#### PROBLEM TO SOLVE:
Take from the listing each line that has the string "Järven".

Part of a data file

————

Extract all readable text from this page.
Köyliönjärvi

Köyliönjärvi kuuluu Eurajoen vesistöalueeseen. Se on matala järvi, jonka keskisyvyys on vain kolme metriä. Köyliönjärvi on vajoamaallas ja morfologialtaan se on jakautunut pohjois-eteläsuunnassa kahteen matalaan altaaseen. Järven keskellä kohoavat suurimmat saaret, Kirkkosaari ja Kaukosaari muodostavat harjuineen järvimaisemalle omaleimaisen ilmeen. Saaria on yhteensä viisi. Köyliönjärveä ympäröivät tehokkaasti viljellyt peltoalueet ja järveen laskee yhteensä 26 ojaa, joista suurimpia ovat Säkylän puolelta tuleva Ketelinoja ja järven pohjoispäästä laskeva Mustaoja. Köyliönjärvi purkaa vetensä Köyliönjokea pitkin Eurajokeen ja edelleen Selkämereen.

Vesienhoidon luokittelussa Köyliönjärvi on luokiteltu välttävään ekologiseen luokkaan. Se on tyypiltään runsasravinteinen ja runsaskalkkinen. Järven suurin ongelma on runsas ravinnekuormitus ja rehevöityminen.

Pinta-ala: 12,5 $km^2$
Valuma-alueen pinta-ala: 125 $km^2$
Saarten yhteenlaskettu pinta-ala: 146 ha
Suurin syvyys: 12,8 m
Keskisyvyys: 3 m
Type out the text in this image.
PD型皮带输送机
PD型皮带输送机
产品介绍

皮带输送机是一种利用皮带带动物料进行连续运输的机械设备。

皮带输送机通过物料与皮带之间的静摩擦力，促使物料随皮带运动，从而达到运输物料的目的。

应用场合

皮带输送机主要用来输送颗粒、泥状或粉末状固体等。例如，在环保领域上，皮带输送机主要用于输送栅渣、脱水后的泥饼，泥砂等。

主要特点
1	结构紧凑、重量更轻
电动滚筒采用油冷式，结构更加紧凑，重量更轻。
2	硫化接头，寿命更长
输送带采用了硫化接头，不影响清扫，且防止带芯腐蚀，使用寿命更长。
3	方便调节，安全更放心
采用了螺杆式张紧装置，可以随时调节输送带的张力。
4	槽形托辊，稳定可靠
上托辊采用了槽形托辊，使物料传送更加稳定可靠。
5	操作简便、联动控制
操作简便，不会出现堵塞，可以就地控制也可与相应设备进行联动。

————

#### RESPONSE FOR THIS EXERCISE:
Köyliönjärvi kuuluu Eurajoen vesistöalueeseen. Se on matala järvi, jonka keskisyvyys on vain kolme metriä. Köyliönjärvi on vajoamaallas ja morfologialtaan se on jakautunut pohjois-eteläsuunnassa kahteen matalaan altaaseen. Järven keskellä kohoavat suurimmat saaret, Kirkkosaari ja Kaukosaari muodostavat harjuineen järvimaisemalle omaleimaisen ilmeen. Saaria on yhteensä viisi. Köyliönjärveä ympäröivät tehokkaasti viljellyt peltoalueet ja järveen laskee yhteensä 26 ojaa, joista suurimpia ovat Säkylän puolelta tuleva Ketelinoja ja järven pohjoispäästä laskeva Mustaoja. Köyliönjärvi purkaa vetensä Köyliönjokea pitkin Eurajokeen ja edelleen Selkämereen.
Vesienhoidon luokittelussa Köyliönjärvi on luokiteltu välttävään ekologiseen luokkaan. Se on tyypiltään runsasravinteinen ja runsaskalkkinen. Järven suurin ongelma on runsas ravinnekuormitus ja rehevöityminen.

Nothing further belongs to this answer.